[WHAT NEEDS TO BE DONE]: In the entries, find all lines that hold the word "SMITH" and copy them.

[SUPPLIED RECORDS]:
◆ ◆ ◆ ◆ ◆ ◆ ◆

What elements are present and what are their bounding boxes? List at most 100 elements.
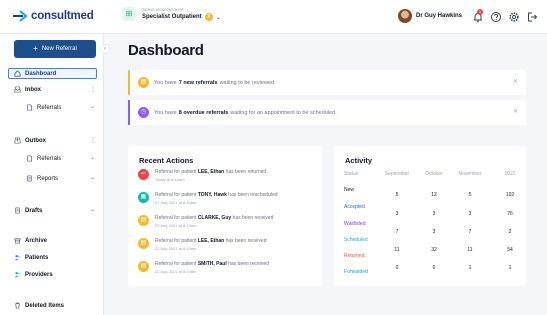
sidebar-item-label: Providers [25, 271, 53, 278]
new-referral-button[interactable]: + New Referral [14, 40, 96, 58]
chevron-down-icon: ⌄ [215, 14, 221, 21]
logo-arrow-icon [13, 10, 28, 22]
logout-icon[interactable] [526, 11, 538, 23]
more-options-icon[interactable]: ⋮ [90, 86, 96, 93]
alert-text: waiting to be reviewed [219, 79, 274, 86]
calendar-icon: ▦ [138, 192, 149, 203]
outbox-icon [14, 137, 21, 144]
recent-actions-card: Recent Actions ↩ Referral for patient LE… [128, 146, 322, 286]
clock-icon: ◷ [138, 107, 149, 118]
status-label: Returned [344, 253, 365, 259]
sidebar-item-outbox-referrals[interactable]: Referrals [26, 155, 61, 162]
sidebar-item-label: Referrals [37, 104, 62, 111]
archive-icon [14, 238, 21, 244]
sidebar-item-outbox-reports[interactable]: Reports [26, 175, 58, 182]
patients-icon [14, 254, 20, 261]
sidebar-item-label: Inbox [25, 86, 41, 93]
status-label: Scheduled [344, 237, 368, 243]
close-icon[interactable]: ✕ [513, 108, 518, 115]
document-icon: ▤ [138, 77, 149, 88]
sidebar-item-label: Outbox [25, 137, 46, 144]
sidebar-item-inbox[interactable]: Inbox [14, 86, 41, 93]
logo-text: consultmed [31, 10, 94, 22]
patient-name: SMITH, Paul [197, 261, 227, 267]
activity-card: Activity Status September October Novemb… [334, 146, 526, 286]
patient-name: LEE, Ethan [197, 238, 225, 244]
chevron-down-icon[interactable]: ⌄ [90, 103, 95, 110]
list-item[interactable]: ▤ Referral for patient LEE, Ethan has be… [138, 238, 266, 251]
alert-text: You have [154, 79, 177, 86]
sidebar-item-label: Patients [25, 254, 49, 261]
chevron-down-icon[interactable]: ⌄ [90, 174, 95, 181]
gear-icon[interactable] [508, 11, 520, 23]
new-referral-label: New Referral [41, 46, 77, 52]
document-icon: ▤ [138, 261, 149, 272]
close-icon[interactable]: ✕ [513, 78, 518, 85]
column-header: November [458, 171, 482, 177]
establishment-value: Specialist Outpatient [142, 14, 202, 20]
patient-name: CLARKE, Guy [197, 215, 232, 221]
document-icon [27, 104, 32, 111]
column-header: September [384, 171, 410, 177]
sidebar-item-label: Dashboard [25, 70, 57, 77]
page-title: Dashboard [128, 42, 204, 59]
action-time: 22 Aug 2021 at 8:10am [155, 223, 197, 228]
top-bar: consultmed ⊞ Select establishment Specia… [0, 0, 547, 34]
hospital-icon: ⊞ [122, 7, 136, 21]
report-icon [27, 175, 32, 182]
action-time: 22 Aug 2021 at 8:10am [155, 269, 197, 274]
document-icon: ▤ [138, 238, 149, 249]
document-icon [27, 155, 32, 162]
more-options-icon[interactable]: ⋮ [90, 137, 96, 144]
list-item[interactable]: ▤ Referral for patient SMITH, Paul has b… [138, 261, 269, 274]
status-label: New [344, 187, 355, 193]
action-time: 27 Aug 2021 at 8:10am [155, 200, 197, 205]
providers-icon [14, 271, 20, 278]
sidebar-item-label: Archive [25, 237, 48, 244]
status-label: Accepted [344, 204, 365, 210]
list-item[interactable]: ▦ Referral for patient TONY, Hawk has be… [138, 192, 278, 205]
sidebar: + New Referral ‹ Dashboard Inbox ⋮ Refer… [0, 34, 110, 315]
recent-actions-title: Recent Actions [139, 156, 194, 165]
patient-name: LEE, Ethan [197, 169, 225, 175]
sidebar-item-archive[interactable]: Archive [14, 237, 47, 244]
sidebar-item-providers[interactable]: Providers [14, 271, 53, 278]
sidebar-item-patients[interactable]: Patients [14, 254, 48, 261]
patient-name: TONY, Hawk [197, 192, 227, 198]
sidebar-item-outbox[interactable]: Outbox [14, 137, 46, 144]
status-label: Forwarded [344, 269, 368, 275]
sidebar-item-drafts[interactable]: Drafts [14, 207, 42, 214]
avatar [398, 9, 412, 23]
drafts-icon [15, 207, 20, 214]
alert-text: waiting for an appointment to be schedul… [230, 109, 337, 116]
action-time: 22 Aug 2021 at 8:10am [155, 246, 197, 251]
sidebar-item-inbox-referrals[interactable]: Referrals [26, 104, 61, 111]
sidebar-item-label: Referrals [37, 155, 62, 162]
action-time: Today at 8:10am [155, 177, 185, 182]
column-header: October [425, 171, 443, 177]
sidebar-item-deleted-items[interactable]: Deleted Items [14, 302, 64, 309]
status-label: Waitlisted [344, 221, 366, 227]
chevron-down-icon[interactable]: ⌄ [90, 154, 95, 161]
help-icon[interactable] [490, 11, 502, 23]
plus-icon: + [33, 44, 38, 53]
establishment-label: Select establishment [142, 7, 184, 12]
sidebar-item-dashboard[interactable]: Dashboard [8, 68, 97, 79]
home-icon [14, 70, 21, 77]
list-item[interactable]: ↩ Referral for patient LEE, Ethan has be… [138, 169, 266, 182]
chevron-down-icon[interactable]: ⌄ [90, 206, 95, 213]
establishment-selector[interactable]: ⊞ Select establishment Specialist Outpat… [122, 7, 221, 21]
user-name: Dr Guy Hawkins [416, 13, 463, 19]
establishment-count-badge: 3 [204, 13, 213, 21]
user-menu[interactable]: Dr Guy Hawkins [398, 9, 462, 23]
notification-badge: 1 [477, 9, 483, 15]
sidebar-item-label: Reports [37, 175, 59, 182]
alert-highlight: 8 overdue referrals [178, 109, 229, 116]
column-header: 2022 [504, 171, 516, 177]
collapse-sidebar-button[interactable]: ‹ [100, 44, 110, 54]
alert-text: You have [154, 109, 177, 116]
list-item[interactable]: ▤ Referral for patient CLARKE, Guy has b… [138, 215, 273, 228]
sidebar-item-label: Deleted Items [25, 302, 65, 309]
document-icon: ▤ [138, 215, 149, 226]
logo[interactable]: consultmed [12, 10, 94, 22]
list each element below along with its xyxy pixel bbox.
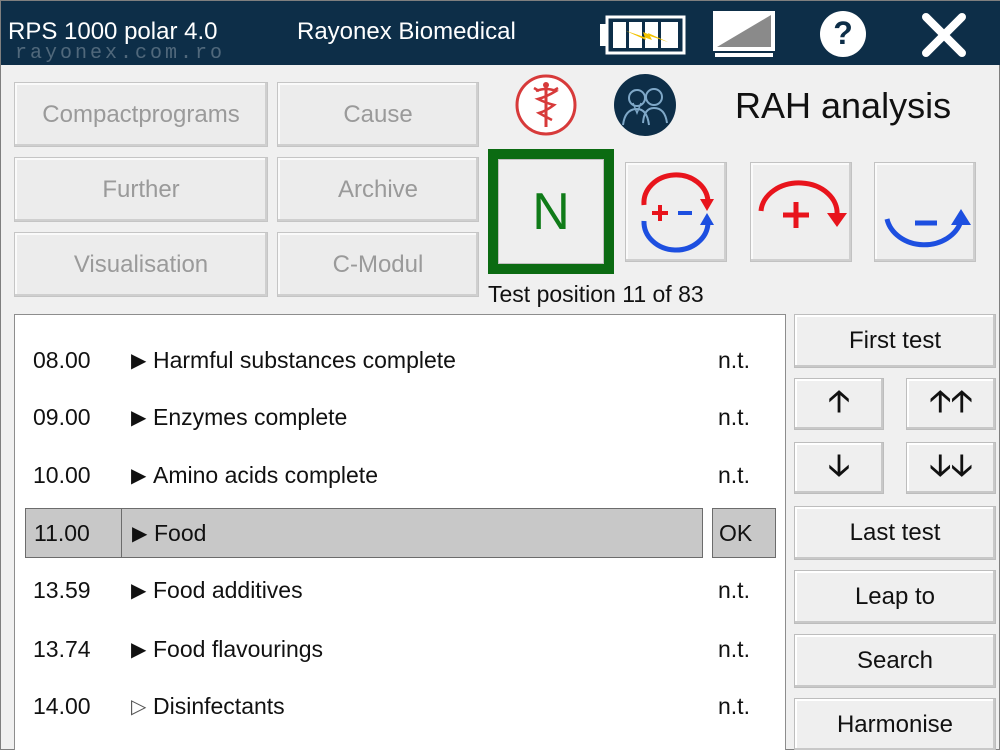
leap-to-button[interactable]: Leap to <box>794 570 996 624</box>
watermark: rayonex.com.ro <box>15 42 226 65</box>
test-position: Test position 11 of 83 <box>488 281 704 307</box>
cause-button[interactable]: Cause <box>277 82 479 147</box>
mode-title: RAH analysis <box>735 85 952 126</box>
expand-triangle-icon[interactable]: ▶ <box>131 463 153 488</box>
item-name: Food additives <box>153 576 303 603</box>
minus-polarity-button[interactable] <box>874 162 976 262</box>
monitor-icon[interactable] <box>711 9 777 59</box>
item-name: Food flavourings <box>153 635 324 662</box>
list-item[interactable]: 08.00 ▶ Harmful substances complete n.t. <box>15 335 785 385</box>
neutral-label: N <box>498 159 604 264</box>
first-test-button[interactable]: First test <box>794 314 996 368</box>
list-item[interactable]: 09.00 ▶ Enzymes complete n.t. <box>15 392 785 442</box>
item-name: Amino acids complete <box>153 461 378 488</box>
item-status: n.t. <box>718 635 750 662</box>
fast-up-arrow-button[interactable]: 🡡🡡 <box>906 378 996 430</box>
expand-triangle-icon[interactable]: ▶ <box>131 405 153 430</box>
list-item-selected[interactable]: 11.00 ▶ Food OK <box>15 508 785 558</box>
battery-charging-icon[interactable] <box>598 15 686 55</box>
item-name: Disinfectants <box>153 692 285 719</box>
help-icon[interactable]: ? <box>818 9 868 59</box>
expand-triangle-icon[interactable]: ▶ <box>131 578 153 603</box>
item-number: 13.74 <box>33 635 91 662</box>
list-item[interactable]: 13.74 ▶ Food flavourings n.t. <box>15 624 785 674</box>
expand-triangle-icon[interactable]: ▶ <box>131 348 153 373</box>
item-status: n.t. <box>718 403 750 430</box>
item-number: 13.59 <box>33 576 91 603</box>
mixed-polarity-button[interactable] <box>625 162 727 262</box>
mixed-polarity-icon <box>641 172 714 253</box>
item-number: 14.00 <box>33 692 91 719</box>
minus-polarity-icon <box>884 209 971 248</box>
harmonise-button[interactable]: Harmonise <box>794 698 996 750</box>
svg-text:?: ? <box>833 15 853 51</box>
compactprograms-button[interactable]: Compactprograms <box>14 82 268 147</box>
visualisation-button[interactable]: Visualisation <box>14 232 268 297</box>
item-status: n.t. <box>718 461 750 488</box>
vendor-name: Rayonex Biomedical <box>297 18 516 45</box>
archive-button[interactable]: Archive <box>277 157 479 222</box>
neutral-button[interactable]: N <box>488 149 614 274</box>
item-status: n.t. <box>718 576 750 603</box>
leaf-triangle-icon: ▷ <box>131 695 147 718</box>
search-button[interactable]: Search <box>794 634 996 688</box>
list-item[interactable]: 13.59 ▶ Food additives n.t. <box>15 565 785 615</box>
item-number: 10.00 <box>33 461 91 488</box>
expand-triangle-icon[interactable]: ▶ <box>131 637 153 662</box>
close-icon[interactable] <box>918 9 970 61</box>
down-arrow-button[interactable]: 🡣 <box>794 442 884 494</box>
item-number: 08.00 <box>33 346 91 373</box>
title-bar: RPS 1000 polar 4.0 rayonex.com.ro Rayone… <box>1 1 1000 65</box>
item-name: Enzymes complete <box>153 403 348 430</box>
further-button[interactable]: Further <box>14 157 268 222</box>
list-item[interactable]: 10.00 ▶ Amino acids complete n.t. <box>15 450 785 500</box>
item-number: 11.00 <box>25 508 123 558</box>
c-modul-button[interactable]: C-Modul <box>277 232 479 297</box>
list-item[interactable]: 14.00 ▷ Disinfectants n.t. <box>15 681 785 731</box>
fast-down-arrow-button[interactable]: 🡣🡣 <box>906 442 996 494</box>
item-status: n.t. <box>718 346 750 373</box>
item-status: n.t. <box>718 692 750 719</box>
app-window: RPS 1000 polar 4.0 rayonex.com.ro Rayone… <box>0 0 1000 750</box>
expand-triangle-icon[interactable]: ▶ <box>132 521 154 546</box>
therapist-patient-icon[interactable] <box>613 73 677 137</box>
item-status: OK <box>712 508 776 558</box>
item-name: Harmful substances complete <box>153 346 456 373</box>
plus-polarity-button[interactable] <box>750 162 852 262</box>
item-name: Food <box>154 519 207 546</box>
up-arrow-button[interactable]: 🡡 <box>794 378 884 430</box>
test-list: 08.00 ▶ Harmful substances complete n.t. … <box>14 314 786 750</box>
plus-polarity-icon <box>758 180 847 228</box>
last-test-button[interactable]: Last test <box>794 506 996 560</box>
caduceus-icon[interactable] <box>514 73 578 137</box>
item-number: 09.00 <box>33 403 91 430</box>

◆ ◆ ◆ ◆ ◆ ◆ ◆

[OUTPUT BELOW]:
patient-name: SMITH, Paul [197, 261, 227, 267]
list-item[interactable]: ▤ Referral for patient SMITH, Paul has b… [138, 261, 269, 274]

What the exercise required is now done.